• [THE REQUEST] Reproduce the mailing-list message on barriers below in full, character for character.

• [EXCERPT PROVIDED]
Re: WIP: Barriers - Mailing list pgsql-hackers

From Thomas Munro
Subject Re: WIP: Barriers
Date
Msg-id CAEepm=3yJ65sQZUAhfF3S7UfEv83X_rnH5a4-JXmqxGQRQ+7qQ@mail.gmail.com
Whole thread Raw
In response to Re: WIP: Barriers  (Robert Haas <robertmhaas@gmail.com>)
Responses Re: WIP: Barriers  (Thomas Munro <thomas.munro@enterprisedb.com>)
List pgsql-hackers
On Tue, Aug 16, 2016 at 1:55 AM, Robert Haas <robertmhaas@gmail.com> wrote:
> On Sat, Aug 13, 2016 at 7:18 PM, Thomas Munro
> <thomas.munro@enterprisedb.com> wrote:
>> My use case for this is coordinating the phases of parallel hash
>> joins, but I strongly suspect there are other cases.  Parallel sort
>> springs to mind, which is why I wanted to post this separately and
>> earlier than my larger patch series, to get feedback from people
>> working on other parallel features.
>
> I was thinking about this over the weekend and I started to wonder
> whether this is really going to work well for hash joins.  For
> example, suppose that 6GB of work_mem is available and the projected
> size of the hash table is 8GB.  Clearly, we're going to need 2
> batches, but, if our estimates are accurate and the tuples split
> evenly between batches, each batch will be only 4GB!  That means that
> we can build up to 2GB of the hash table for the next batch before
> we've finished with the hash table for the previous batch.  It seems
> like a really good idea to try to take advantage of that as much as
> possible.

Right.  Thanks for that example.  A naive approach with barriers
between building and probing does indeed introduce a kind of pipeline
stall where workers twiddle their thumbs, despite there being unused
work_mem and useful things that could be done concurrently to fill it.

> The simple version of this is that when a worker gets done with its
> own probe phase for batch X, it can immediately start building the
> hash table for phase X+1, stopping if it fills up the unused portion
> of work_mem before the old hash table goes away.  Of course, there are
> some tricky issues with reading tapes that were originally created by
> other backends, but if I understand correctly, Peter Geoghegan has
> already done some work on that problem, and it seems like something we
> can eventually solve, even if not in the first version.

• [DATA SECTION]
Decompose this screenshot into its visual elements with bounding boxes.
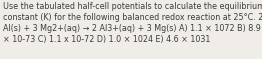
Text: Use the tabulated half-cell potentials to calculate the equilibrium
constant (K): Use the tabulated half-cell potentials t… (3, 2, 262, 44)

• [RESULT OF THIS EXERCISE]
Re: WIP: Barriers - Mailing list pgsql-hackers

From Thomas Munro
Subject Re: WIP: Barriers
Date
Msg-id CAEepm=3yJ65sQZUAhfF3S7UfEv83X_rnH5a4-JXmqxGQRQ+7qQ@mail.gmail.com
Whole thread Raw
In response to Re: WIP: Barriers  (Robert Haas <robertmhaas@gmail.com>)
Responses Re: WIP: Barriers  (Thomas Munro <thomas.munro@enterprisedb.com>)
List pgsql-hackers
On Tue, Aug 16, 2016 at 1:55 AM, Robert Haas <robertmhaas@gmail.com> wrote:
> On Sat, Aug 13, 2016 at 7:18 PM, Thomas Munro
> <thomas.munro@enterprisedb.com> wrote:
>> My use case for this is coordinating the phases of parallel hash
>> joins, but I strongly suspect there are other cases.  Parallel sort
>> springs to mind, which is why I wanted to post this separately and
>> earlier than my larger patch series, to get feedback from people
>> working on other parallel features.
>
> I was thinking about this over the weekend and I started to wonder
> whether this is really going to work well for hash joins.  For
> example, suppose that 6GB of work_mem is available and the projected
> size of the hash table is 8GB.  Clearly, we're going to need 2
> batches, but, if our estimates are accurate and the tuples split
> evenly between batches, each batch will be only 4GB!  That means that
> we can build up to 2GB of the hash table for the next batch before
> we've finished with the hash table for the previous batch.  It seems
> like a really good idea to try to take advantage of that as much as
> possible.

Right.  Thanks for that example.  A naive approach with barriers
between building and probing does indeed introduce a kind of pipeline
stall where workers twiddle their thumbs, despite there being unused
work_mem and useful things that could be done concurrently to fill it.

> The simple version of this is that when a worker gets done with its
> own probe phase for batch X, it can immediately start building the
> hash table for phase X+1, stopping if it fills up the unused portion
> of work_mem before the old hash table goes away.  Of course, there are
> some tricky issues with reading tapes that were originally created by
> other backends, but if I understand correctly, Peter Geoghegan has
> already done some work on that problem, and it seems like something we
> can eventually solve, even if not in the first version.